OBJECTIVE: List every line in the records that contains the string "congestion". Matching is case-sensitive.

SUPPLIED MATERIAL:
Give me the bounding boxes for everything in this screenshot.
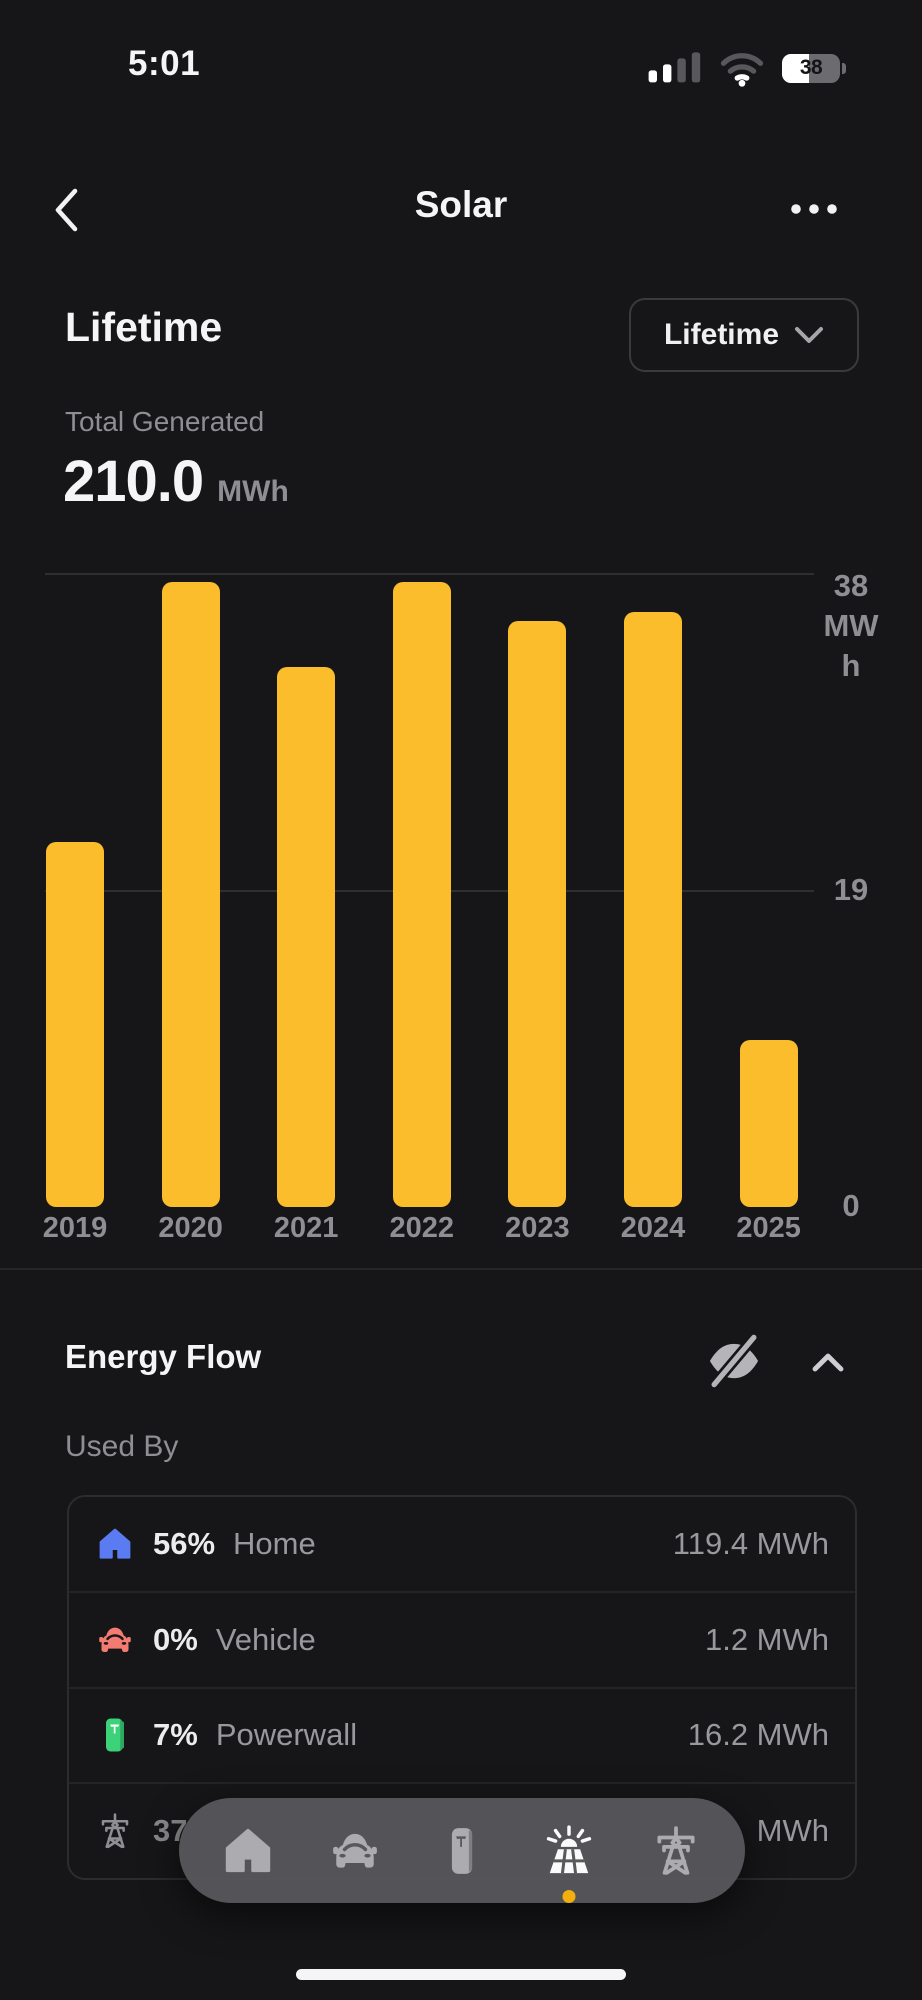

...

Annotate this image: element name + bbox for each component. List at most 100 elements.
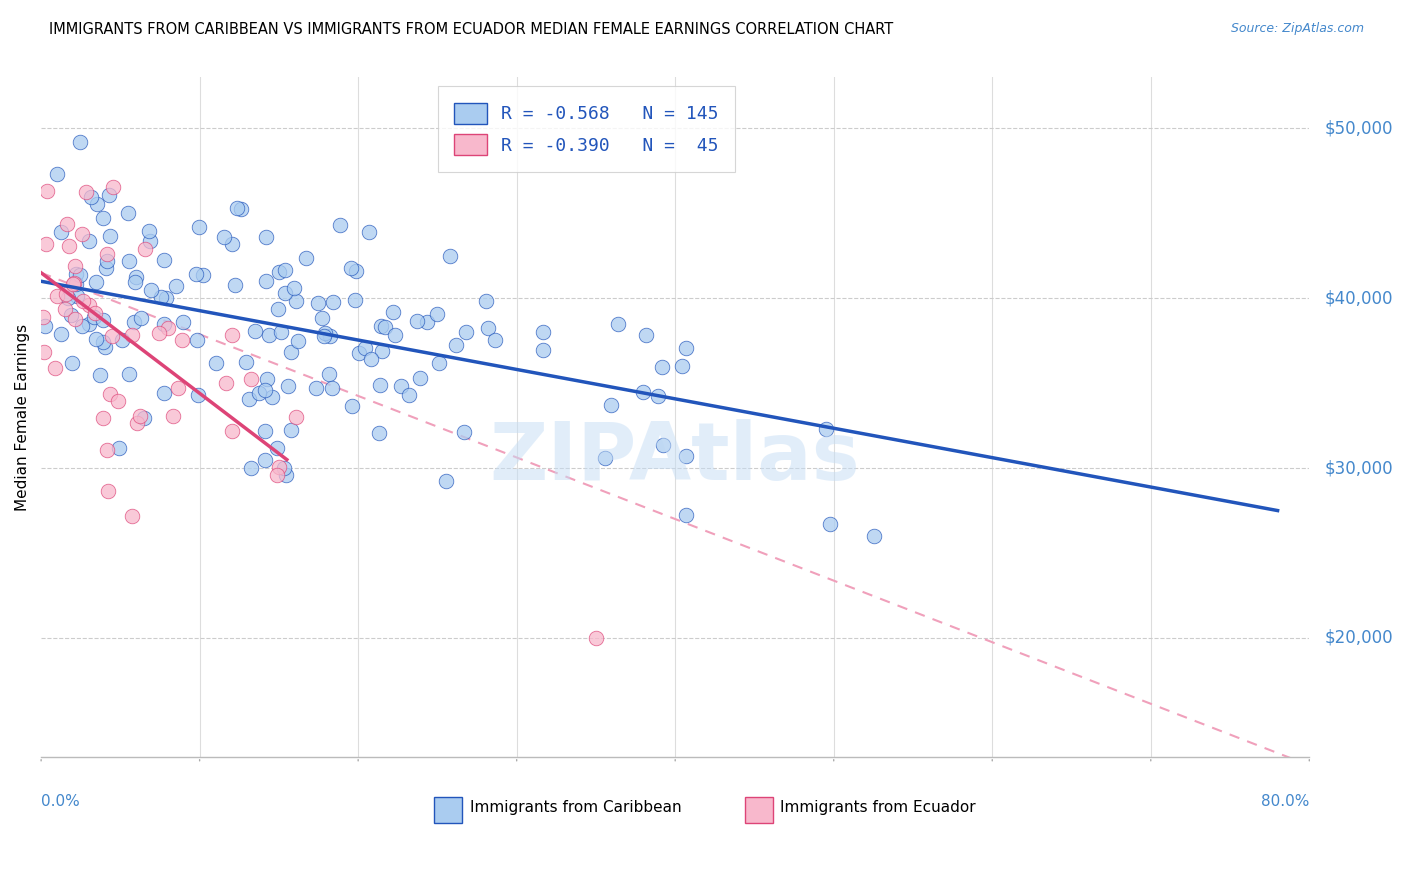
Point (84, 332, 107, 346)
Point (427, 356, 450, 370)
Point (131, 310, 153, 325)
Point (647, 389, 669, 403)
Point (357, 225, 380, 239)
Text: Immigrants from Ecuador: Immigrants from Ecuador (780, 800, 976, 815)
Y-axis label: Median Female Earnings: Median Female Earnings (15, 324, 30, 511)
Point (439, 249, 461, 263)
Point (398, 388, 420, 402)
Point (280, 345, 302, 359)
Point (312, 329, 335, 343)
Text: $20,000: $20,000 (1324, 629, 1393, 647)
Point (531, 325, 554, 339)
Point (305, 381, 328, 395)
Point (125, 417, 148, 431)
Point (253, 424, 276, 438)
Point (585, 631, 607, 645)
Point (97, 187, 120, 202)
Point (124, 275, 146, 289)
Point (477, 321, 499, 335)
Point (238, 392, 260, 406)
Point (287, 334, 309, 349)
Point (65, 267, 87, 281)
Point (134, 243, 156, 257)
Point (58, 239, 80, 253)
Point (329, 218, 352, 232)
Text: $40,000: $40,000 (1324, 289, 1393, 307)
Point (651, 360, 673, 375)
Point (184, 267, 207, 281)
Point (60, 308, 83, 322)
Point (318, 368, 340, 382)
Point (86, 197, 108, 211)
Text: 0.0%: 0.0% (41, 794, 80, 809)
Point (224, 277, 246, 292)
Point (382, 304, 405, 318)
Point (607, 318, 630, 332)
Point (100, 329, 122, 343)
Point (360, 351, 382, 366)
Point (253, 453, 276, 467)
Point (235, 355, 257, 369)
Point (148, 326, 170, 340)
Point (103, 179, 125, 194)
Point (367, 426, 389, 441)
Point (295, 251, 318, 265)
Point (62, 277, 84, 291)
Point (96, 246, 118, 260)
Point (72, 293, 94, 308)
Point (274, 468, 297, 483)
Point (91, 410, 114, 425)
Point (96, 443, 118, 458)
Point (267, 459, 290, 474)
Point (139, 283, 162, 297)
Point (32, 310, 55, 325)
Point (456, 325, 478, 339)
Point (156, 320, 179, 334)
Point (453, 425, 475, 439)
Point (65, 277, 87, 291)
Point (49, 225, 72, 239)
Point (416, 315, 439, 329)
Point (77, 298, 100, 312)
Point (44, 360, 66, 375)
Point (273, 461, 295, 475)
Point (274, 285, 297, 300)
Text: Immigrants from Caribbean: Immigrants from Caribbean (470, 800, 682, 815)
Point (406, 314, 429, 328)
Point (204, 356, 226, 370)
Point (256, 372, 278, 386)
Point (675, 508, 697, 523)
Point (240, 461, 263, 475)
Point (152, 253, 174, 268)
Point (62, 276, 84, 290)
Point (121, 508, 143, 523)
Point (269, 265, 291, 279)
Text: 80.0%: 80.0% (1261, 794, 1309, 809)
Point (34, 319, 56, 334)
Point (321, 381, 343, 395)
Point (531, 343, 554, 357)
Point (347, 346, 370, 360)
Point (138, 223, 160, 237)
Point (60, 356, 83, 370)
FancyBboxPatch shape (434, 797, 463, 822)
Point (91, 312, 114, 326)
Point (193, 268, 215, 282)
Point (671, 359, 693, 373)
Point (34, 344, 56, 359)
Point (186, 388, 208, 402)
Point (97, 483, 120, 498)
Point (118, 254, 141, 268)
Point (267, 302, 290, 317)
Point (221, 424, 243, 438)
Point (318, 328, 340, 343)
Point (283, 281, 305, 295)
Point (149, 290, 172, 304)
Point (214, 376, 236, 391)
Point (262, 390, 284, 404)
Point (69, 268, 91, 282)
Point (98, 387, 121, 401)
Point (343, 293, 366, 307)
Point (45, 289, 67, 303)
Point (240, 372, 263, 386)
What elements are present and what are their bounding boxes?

==

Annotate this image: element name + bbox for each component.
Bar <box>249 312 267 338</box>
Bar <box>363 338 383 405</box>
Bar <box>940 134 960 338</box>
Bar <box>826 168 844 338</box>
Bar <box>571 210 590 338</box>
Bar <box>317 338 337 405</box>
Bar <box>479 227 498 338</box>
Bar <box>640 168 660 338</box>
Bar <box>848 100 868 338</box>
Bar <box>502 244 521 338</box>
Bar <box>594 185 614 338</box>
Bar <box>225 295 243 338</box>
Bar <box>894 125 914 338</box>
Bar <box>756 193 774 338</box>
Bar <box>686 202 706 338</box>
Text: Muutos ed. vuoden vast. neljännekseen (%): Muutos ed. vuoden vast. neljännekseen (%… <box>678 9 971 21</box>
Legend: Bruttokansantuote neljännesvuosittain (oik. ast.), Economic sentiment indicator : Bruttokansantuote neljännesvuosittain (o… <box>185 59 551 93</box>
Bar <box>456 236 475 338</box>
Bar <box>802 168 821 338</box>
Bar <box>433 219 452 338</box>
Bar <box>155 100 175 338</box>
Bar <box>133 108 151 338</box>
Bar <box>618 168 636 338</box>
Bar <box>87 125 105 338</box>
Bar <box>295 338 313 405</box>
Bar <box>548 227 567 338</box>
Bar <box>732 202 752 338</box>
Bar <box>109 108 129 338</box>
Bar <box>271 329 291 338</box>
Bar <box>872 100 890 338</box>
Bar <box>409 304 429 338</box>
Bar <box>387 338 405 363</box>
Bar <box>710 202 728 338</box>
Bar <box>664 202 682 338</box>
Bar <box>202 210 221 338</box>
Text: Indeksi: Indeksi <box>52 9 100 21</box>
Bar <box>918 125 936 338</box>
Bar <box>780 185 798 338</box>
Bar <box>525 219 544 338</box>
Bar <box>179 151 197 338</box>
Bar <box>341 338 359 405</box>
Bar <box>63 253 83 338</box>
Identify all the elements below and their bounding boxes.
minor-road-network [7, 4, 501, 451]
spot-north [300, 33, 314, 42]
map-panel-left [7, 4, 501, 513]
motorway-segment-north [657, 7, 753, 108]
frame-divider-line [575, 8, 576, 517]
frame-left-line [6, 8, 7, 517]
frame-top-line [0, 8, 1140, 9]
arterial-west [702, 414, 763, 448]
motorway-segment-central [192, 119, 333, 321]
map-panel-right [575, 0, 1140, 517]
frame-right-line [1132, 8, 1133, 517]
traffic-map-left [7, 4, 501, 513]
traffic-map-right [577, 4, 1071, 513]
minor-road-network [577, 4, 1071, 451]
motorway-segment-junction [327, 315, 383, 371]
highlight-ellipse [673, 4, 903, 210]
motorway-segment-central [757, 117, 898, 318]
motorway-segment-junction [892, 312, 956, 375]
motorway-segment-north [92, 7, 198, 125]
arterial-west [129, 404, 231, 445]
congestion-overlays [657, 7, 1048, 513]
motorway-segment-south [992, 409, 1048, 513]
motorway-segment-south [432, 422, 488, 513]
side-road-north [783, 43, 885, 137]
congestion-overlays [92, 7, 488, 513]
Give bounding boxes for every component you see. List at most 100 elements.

REPLY TO THE TASK:
congestion-overlays [657, 7, 1048, 513]
congestion-overlays [92, 7, 488, 513]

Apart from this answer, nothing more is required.